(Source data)
Begin
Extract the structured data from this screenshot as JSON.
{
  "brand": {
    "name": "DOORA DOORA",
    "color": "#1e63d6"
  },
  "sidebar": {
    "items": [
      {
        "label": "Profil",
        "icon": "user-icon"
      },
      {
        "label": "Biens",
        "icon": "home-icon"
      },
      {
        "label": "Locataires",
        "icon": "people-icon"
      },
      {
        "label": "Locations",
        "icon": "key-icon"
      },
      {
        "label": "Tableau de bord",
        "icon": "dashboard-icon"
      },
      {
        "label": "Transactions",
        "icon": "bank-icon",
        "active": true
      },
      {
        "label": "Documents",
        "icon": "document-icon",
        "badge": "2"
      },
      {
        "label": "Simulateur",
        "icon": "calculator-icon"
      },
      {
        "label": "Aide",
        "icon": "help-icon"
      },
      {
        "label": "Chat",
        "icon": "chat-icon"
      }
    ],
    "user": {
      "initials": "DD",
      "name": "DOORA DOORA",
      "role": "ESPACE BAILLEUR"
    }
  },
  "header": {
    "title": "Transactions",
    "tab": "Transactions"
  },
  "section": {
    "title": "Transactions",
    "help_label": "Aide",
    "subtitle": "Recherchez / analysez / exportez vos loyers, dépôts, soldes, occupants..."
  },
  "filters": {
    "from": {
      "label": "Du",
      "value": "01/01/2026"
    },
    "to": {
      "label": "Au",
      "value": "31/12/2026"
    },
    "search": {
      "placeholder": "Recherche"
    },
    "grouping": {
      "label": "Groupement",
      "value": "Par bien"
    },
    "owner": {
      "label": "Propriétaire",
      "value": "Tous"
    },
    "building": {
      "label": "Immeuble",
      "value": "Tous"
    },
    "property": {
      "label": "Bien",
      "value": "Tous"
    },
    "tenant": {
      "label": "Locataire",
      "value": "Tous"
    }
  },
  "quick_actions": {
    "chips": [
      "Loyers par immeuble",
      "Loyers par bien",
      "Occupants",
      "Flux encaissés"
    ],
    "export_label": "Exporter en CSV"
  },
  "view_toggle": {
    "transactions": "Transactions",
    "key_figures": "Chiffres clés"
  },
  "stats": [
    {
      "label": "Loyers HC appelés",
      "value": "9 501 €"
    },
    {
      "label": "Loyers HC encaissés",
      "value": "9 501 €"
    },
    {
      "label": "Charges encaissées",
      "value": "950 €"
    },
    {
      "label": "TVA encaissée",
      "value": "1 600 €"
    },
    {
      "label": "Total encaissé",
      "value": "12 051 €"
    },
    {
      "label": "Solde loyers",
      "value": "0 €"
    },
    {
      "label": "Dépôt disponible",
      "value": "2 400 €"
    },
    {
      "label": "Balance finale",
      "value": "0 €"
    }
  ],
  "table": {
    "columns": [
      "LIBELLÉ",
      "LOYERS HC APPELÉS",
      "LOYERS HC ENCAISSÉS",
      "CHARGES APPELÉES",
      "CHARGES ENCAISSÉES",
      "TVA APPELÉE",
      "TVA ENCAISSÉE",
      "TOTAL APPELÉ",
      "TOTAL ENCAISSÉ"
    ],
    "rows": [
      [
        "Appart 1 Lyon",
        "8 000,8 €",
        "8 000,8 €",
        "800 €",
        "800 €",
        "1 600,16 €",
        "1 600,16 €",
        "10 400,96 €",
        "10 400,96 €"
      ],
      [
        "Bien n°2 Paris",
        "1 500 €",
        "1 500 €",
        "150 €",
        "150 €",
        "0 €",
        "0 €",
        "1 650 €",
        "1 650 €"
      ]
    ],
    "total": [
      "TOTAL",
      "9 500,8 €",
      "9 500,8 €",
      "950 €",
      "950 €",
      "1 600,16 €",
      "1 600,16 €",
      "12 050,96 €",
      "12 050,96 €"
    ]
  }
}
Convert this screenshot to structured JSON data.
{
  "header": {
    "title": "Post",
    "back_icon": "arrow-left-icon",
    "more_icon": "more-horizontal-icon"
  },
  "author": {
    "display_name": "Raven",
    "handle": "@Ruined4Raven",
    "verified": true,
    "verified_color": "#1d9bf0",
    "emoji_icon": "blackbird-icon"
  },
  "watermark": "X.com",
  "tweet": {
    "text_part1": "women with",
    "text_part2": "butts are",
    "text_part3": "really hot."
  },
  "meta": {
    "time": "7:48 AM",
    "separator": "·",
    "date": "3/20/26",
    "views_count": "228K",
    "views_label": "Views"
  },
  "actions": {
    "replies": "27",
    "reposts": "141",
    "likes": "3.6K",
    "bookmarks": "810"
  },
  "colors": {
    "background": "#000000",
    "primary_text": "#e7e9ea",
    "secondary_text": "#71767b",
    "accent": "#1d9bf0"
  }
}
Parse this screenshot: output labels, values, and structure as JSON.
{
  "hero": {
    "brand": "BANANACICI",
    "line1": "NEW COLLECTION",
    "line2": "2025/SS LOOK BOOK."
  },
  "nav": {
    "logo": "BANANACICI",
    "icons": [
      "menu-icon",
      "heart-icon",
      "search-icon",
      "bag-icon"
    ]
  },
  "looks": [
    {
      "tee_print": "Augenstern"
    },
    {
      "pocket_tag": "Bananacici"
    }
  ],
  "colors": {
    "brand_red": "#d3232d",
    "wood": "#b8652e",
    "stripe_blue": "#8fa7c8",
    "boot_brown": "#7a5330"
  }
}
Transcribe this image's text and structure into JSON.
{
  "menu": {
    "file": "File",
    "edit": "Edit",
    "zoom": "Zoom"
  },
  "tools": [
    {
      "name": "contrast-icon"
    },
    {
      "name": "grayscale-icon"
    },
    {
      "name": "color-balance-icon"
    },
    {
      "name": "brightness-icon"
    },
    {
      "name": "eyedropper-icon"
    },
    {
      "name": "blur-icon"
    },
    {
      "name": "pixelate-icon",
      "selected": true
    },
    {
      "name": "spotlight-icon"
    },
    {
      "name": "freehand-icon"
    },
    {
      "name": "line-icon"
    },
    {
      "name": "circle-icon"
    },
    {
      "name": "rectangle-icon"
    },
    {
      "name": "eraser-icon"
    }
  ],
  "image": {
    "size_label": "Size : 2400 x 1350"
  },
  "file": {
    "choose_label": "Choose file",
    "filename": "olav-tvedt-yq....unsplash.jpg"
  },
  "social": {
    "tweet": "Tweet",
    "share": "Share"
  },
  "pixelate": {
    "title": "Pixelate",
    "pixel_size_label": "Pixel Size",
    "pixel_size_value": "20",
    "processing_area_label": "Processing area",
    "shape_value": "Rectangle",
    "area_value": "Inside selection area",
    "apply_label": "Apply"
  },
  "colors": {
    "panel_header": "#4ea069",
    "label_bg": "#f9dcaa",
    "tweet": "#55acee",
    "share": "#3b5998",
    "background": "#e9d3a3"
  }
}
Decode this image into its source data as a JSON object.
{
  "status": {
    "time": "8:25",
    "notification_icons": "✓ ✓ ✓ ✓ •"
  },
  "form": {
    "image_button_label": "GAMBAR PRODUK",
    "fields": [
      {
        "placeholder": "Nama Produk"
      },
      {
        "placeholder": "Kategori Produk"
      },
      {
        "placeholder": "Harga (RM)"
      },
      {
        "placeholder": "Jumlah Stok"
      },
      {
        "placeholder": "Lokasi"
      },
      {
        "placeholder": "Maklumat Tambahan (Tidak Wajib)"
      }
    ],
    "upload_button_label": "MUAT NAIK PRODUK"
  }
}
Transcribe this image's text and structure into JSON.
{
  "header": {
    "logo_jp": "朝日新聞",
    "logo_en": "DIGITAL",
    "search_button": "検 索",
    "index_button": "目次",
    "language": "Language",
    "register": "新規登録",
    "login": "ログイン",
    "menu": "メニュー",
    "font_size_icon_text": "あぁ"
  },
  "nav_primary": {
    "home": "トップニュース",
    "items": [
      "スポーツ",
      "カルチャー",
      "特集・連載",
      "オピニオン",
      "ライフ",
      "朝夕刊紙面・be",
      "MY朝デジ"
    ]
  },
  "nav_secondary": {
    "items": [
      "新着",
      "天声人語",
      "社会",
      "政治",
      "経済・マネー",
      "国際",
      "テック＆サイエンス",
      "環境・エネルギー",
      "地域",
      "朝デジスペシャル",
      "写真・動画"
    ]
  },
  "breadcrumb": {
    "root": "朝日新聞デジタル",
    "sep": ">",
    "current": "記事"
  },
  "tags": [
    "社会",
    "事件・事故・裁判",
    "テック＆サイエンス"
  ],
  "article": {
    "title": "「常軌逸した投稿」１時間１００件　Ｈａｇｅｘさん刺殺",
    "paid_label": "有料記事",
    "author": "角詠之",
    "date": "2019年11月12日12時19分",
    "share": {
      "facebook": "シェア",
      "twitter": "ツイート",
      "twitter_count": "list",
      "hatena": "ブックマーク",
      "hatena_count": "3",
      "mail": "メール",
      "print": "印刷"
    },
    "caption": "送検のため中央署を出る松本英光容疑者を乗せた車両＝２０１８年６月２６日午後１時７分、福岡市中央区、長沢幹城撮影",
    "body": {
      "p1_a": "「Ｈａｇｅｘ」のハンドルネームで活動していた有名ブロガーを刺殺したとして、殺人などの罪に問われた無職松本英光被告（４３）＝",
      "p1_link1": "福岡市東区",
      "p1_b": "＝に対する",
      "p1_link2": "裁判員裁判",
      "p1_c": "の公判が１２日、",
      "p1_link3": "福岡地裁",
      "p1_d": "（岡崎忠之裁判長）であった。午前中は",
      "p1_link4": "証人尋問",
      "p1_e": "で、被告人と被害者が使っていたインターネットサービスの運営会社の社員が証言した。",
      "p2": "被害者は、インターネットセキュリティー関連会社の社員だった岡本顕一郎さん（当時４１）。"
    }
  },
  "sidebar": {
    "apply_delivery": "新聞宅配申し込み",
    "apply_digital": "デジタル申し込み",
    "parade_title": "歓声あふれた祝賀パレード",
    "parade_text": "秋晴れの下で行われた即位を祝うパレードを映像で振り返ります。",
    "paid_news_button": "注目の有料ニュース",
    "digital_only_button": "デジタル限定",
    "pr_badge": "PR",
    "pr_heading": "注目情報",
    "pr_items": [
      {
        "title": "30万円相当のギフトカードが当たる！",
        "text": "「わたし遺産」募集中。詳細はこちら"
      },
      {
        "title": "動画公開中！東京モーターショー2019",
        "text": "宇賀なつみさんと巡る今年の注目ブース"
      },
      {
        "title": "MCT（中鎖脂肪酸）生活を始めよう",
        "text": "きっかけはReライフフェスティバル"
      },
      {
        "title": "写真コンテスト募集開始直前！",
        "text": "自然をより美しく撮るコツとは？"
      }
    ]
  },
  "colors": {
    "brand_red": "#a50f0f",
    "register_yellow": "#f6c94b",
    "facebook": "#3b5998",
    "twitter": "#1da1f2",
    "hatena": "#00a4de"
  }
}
End
### Description of the task
Select from the material above each line in which the string "date" appears, and list those lines.

### Exercise result
    "date": "3/20/26",
    "date": "2019年11月12日12時19分",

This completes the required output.